— start —
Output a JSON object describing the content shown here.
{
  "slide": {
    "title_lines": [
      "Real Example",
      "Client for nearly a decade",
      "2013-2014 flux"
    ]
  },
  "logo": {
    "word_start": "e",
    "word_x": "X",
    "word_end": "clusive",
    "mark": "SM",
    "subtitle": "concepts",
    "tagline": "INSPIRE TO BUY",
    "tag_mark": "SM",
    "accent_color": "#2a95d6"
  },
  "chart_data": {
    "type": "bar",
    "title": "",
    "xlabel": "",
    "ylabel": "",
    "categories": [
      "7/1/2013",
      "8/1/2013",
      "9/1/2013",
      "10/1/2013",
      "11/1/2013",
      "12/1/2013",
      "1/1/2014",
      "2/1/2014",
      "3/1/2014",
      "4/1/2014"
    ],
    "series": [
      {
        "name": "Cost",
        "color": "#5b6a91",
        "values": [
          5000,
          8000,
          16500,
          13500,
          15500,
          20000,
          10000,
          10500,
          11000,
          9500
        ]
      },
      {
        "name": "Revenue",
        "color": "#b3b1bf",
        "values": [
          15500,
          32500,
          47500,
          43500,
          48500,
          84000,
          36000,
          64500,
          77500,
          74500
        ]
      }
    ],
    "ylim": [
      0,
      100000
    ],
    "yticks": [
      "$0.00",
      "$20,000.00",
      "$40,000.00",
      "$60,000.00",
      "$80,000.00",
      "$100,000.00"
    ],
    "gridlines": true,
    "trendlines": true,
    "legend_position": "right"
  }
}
— end —
— start —
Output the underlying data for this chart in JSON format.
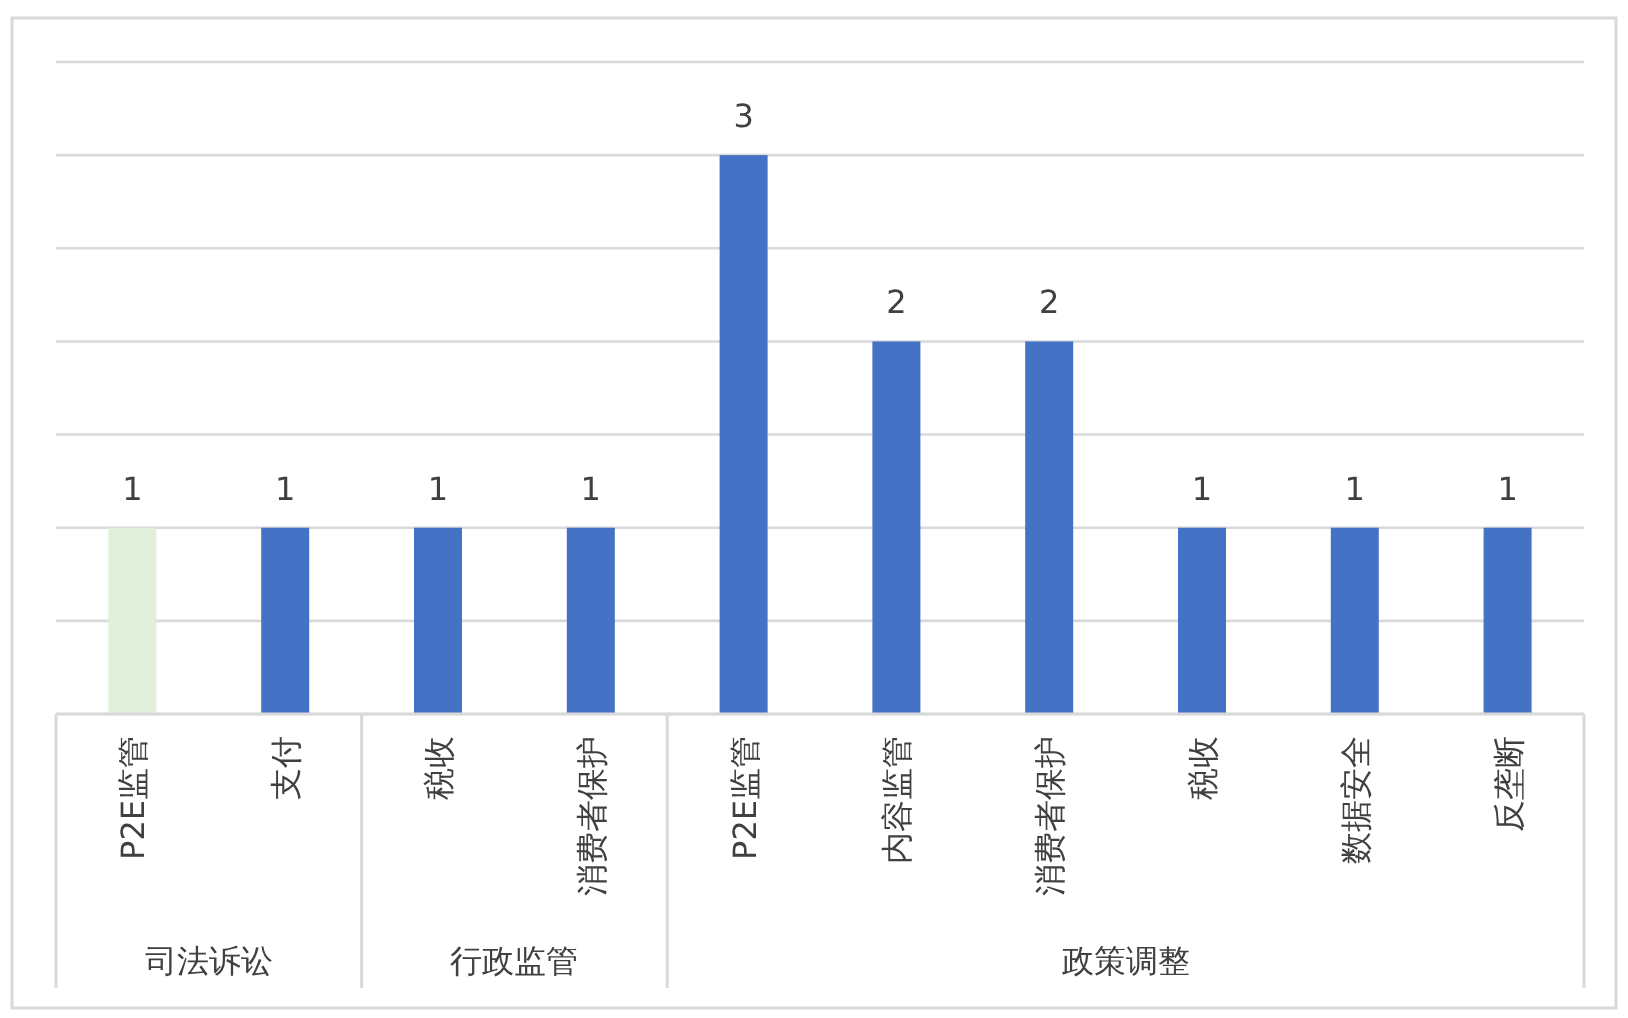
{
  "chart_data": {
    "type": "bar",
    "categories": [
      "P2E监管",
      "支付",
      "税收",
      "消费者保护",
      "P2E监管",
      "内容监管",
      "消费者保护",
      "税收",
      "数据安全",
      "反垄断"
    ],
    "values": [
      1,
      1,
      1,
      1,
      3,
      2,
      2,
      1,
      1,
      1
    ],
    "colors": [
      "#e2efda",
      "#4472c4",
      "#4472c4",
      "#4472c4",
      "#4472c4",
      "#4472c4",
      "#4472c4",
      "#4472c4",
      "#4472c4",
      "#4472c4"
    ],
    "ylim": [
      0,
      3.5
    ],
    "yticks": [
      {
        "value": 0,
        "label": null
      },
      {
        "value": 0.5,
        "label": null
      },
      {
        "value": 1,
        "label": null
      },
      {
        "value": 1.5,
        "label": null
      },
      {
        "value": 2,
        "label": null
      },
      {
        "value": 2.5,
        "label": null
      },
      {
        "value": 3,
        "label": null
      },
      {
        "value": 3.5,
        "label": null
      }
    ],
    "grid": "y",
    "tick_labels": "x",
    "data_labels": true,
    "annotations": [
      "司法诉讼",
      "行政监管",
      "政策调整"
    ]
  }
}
— end —
_What you will do_
Out of the material above, gather each line where "Output" appears.

_Problem solution_
Output a JSON object describing the content shown here.
Output the underlying data for this chart in JSON format.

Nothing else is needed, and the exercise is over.